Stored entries
— Begin —

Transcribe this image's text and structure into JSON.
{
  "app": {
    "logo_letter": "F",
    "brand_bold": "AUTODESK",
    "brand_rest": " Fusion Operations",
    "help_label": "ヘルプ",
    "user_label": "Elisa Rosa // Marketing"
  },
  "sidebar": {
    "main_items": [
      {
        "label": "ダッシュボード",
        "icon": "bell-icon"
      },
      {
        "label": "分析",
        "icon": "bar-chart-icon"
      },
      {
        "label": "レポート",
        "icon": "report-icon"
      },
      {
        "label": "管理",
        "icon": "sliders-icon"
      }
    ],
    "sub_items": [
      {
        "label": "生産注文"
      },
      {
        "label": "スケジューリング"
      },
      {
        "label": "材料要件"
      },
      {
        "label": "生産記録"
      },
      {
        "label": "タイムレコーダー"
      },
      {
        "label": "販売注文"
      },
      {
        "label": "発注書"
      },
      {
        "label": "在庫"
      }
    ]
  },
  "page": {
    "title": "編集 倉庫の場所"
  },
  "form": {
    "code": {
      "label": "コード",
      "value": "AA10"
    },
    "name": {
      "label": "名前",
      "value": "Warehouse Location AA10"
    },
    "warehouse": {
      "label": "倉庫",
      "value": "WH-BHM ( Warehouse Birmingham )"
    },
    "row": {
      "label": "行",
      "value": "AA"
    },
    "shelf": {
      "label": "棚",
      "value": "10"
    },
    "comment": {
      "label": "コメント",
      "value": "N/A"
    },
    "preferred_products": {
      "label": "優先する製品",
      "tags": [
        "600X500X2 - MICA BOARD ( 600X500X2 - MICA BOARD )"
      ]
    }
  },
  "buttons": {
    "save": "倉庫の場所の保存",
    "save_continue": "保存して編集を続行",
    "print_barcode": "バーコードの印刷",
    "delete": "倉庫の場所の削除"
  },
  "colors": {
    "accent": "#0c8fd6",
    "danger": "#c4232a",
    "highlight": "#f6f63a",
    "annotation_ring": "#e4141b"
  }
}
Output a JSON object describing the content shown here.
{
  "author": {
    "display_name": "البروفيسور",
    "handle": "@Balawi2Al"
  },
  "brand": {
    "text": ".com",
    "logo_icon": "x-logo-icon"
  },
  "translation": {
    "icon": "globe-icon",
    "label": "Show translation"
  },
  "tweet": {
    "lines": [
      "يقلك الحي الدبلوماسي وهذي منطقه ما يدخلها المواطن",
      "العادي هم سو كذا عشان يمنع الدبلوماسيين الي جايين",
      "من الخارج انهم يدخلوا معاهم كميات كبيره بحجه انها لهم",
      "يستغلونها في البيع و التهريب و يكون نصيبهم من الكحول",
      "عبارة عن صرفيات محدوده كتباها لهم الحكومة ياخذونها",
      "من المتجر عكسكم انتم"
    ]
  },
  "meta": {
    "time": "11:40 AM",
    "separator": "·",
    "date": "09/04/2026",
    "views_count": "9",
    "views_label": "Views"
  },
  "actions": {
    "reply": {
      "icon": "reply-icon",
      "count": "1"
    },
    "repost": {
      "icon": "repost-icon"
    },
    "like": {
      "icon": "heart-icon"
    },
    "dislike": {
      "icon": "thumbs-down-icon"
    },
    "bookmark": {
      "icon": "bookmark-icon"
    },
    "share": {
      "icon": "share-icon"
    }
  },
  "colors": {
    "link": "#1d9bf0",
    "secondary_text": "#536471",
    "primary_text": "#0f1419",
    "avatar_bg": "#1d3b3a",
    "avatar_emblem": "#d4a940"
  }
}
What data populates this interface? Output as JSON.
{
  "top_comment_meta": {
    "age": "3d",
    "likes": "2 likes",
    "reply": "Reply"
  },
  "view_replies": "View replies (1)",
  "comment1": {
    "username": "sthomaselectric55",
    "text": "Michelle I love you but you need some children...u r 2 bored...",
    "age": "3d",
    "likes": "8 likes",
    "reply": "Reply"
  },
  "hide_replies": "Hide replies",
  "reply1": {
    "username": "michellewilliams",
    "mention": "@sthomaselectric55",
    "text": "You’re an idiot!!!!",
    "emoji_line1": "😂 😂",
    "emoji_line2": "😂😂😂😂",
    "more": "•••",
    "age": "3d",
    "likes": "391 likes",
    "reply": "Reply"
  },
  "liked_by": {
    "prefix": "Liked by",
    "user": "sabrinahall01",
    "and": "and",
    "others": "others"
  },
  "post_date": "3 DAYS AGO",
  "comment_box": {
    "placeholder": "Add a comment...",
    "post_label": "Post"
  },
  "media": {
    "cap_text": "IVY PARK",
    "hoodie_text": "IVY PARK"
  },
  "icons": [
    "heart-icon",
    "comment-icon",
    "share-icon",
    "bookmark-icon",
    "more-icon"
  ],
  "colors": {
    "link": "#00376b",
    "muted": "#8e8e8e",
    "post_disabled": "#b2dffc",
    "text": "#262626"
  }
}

— End —

### Task goal
Reproduce the data shown above exactly.

### Result below
Transcribe this image's text and structure into JSON.
{
  "app": {
    "logo_letter": "F",
    "brand_bold": "AUTODESK",
    "brand_rest": " Fusion Operations",
    "help_label": "ヘルプ",
    "user_label": "Elisa Rosa // Marketing"
  },
  "sidebar": {
    "main_items": [
      {
        "label": "ダッシュボード",
        "icon": "bell-icon"
      },
      {
        "label": "分析",
        "icon": "bar-chart-icon"
      },
      {
        "label": "レポート",
        "icon": "report-icon"
      },
      {
        "label": "管理",
        "icon": "sliders-icon"
      }
    ],
    "sub_items": [
      {
        "label": "生産注文"
      },
      {
        "label": "スケジューリング"
      },
      {
        "label": "材料要件"
      },
      {
        "label": "生産記録"
      },
      {
        "label": "タイムレコーダー"
      },
      {
        "label": "販売注文"
      },
      {
        "label": "発注書"
      },
      {
        "label": "在庫"
      }
    ]
  },
  "page": {
    "title": "編集 倉庫の場所"
  },
  "form": {
    "code": {
      "label": "コード",
      "value": "AA10"
    },
    "name": {
      "label": "名前",
      "value": "Warehouse Location AA10"
    },
    "warehouse": {
      "label": "倉庫",
      "value": "WH-BHM ( Warehouse Birmingham )"
    },
    "row": {
      "label": "行",
      "value": "AA"
    },
    "shelf": {
      "label": "棚",
      "value": "10"
    },
    "comment": {
      "label": "コメント",
      "value": "N/A"
    },
    "preferred_products": {
      "label": "優先する製品",
      "tags": [
        "600X500X2 - MICA BOARD ( 600X500X2 - MICA BOARD )"
      ]
    }
  },
  "buttons": {
    "save": "倉庫の場所の保存",
    "save_continue": "保存して編集を続行",
    "print_barcode": "バーコードの印刷",
    "delete": "倉庫の場所の削除"
  },
  "colors": {
    "accent": "#0c8fd6",
    "danger": "#c4232a",
    "highlight": "#f6f63a",
    "annotation_ring": "#e4141b"
  }
}
Output a JSON object describing the content shown here.
{
  "author": {
    "display_name": "البروفيسور",
    "handle": "@Balawi2Al"
  },
  "brand": {
    "text": ".com",
    "logo_icon": "x-logo-icon"
  },
  "translation": {
    "icon": "globe-icon",
    "label": "Show translation"
  },
  "tweet": {
    "lines": [
      "يقلك الحي الدبلوماسي وهذي منطقه ما يدخلها المواطن",
      "العادي هم سو كذا عشان يمنع الدبلوماسيين الي جايين",
      "من الخارج انهم يدخلوا معاهم كميات كبيره بحجه انها لهم",
      "يستغلونها في البيع و التهريب و يكون نصيبهم من الكحول",
      "عبارة عن صرفيات محدوده كتباها لهم الحكومة ياخذونها",
      "من المتجر عكسكم انتم"
    ]
  },
  "meta": {
    "time": "11:40 AM",
    "separator": "·",
    "date": "09/04/2026",
    "views_count": "9",
    "views_label": "Views"
  },
  "actions": {
    "reply": {
      "icon": "reply-icon",
      "count": "1"
    },
    "repost": {
      "icon": "repost-icon"
    },
    "like": {
      "icon": "heart-icon"
    },
    "dislike": {
      "icon": "thumbs-down-icon"
    },
    "bookmark": {
      "icon": "bookmark-icon"
    },
    "share": {
      "icon": "share-icon"
    }
  },
  "colors": {
    "link": "#1d9bf0",
    "secondary_text": "#536471",
    "primary_text": "#0f1419",
    "avatar_bg": "#1d3b3a",
    "avatar_emblem": "#d4a940"
  }
}
What data populates this interface? Output as JSON.
{
  "top_comment_meta": {
    "age": "3d",
    "likes": "2 likes",
    "reply": "Reply"
  },
  "view_replies": "View replies (1)",
  "comment1": {
    "username": "sthomaselectric55",
    "text": "Michelle I love you but you need some children...u r 2 bored...",
    "age": "3d",
    "likes": "8 likes",
    "reply": "Reply"
  },
  "hide_replies": "Hide replies",
  "reply1": {
    "username": "michellewilliams",
    "mention": "@sthomaselectric55",
    "text": "You’re an idiot!!!!",
    "emoji_line1": "😂 😂",
    "emoji_line2": "😂😂😂😂",
    "more": "•••",
    "age": "3d",
    "likes": "391 likes",
    "reply": "Reply"
  },
  "liked_by": {
    "prefix": "Liked by",
    "user": "sabrinahall01",
    "and": "and",
    "others": "others"
  },
  "post_date": "3 DAYS AGO",
  "comment_box": {
    "placeholder": "Add a comment...",
    "post_label": "Post"
  },
  "media": {
    "cap_text": "IVY PARK",
    "hoodie_text": "IVY PARK"
  },
  "icons": [
    "heart-icon",
    "comment-icon",
    "share-icon",
    "bookmark-icon",
    "more-icon"
  ],
  "colors": {
    "link": "#00376b",
    "muted": "#8e8e8e",
    "post_disabled": "#b2dffc",
    "text": "#262626"
  }
}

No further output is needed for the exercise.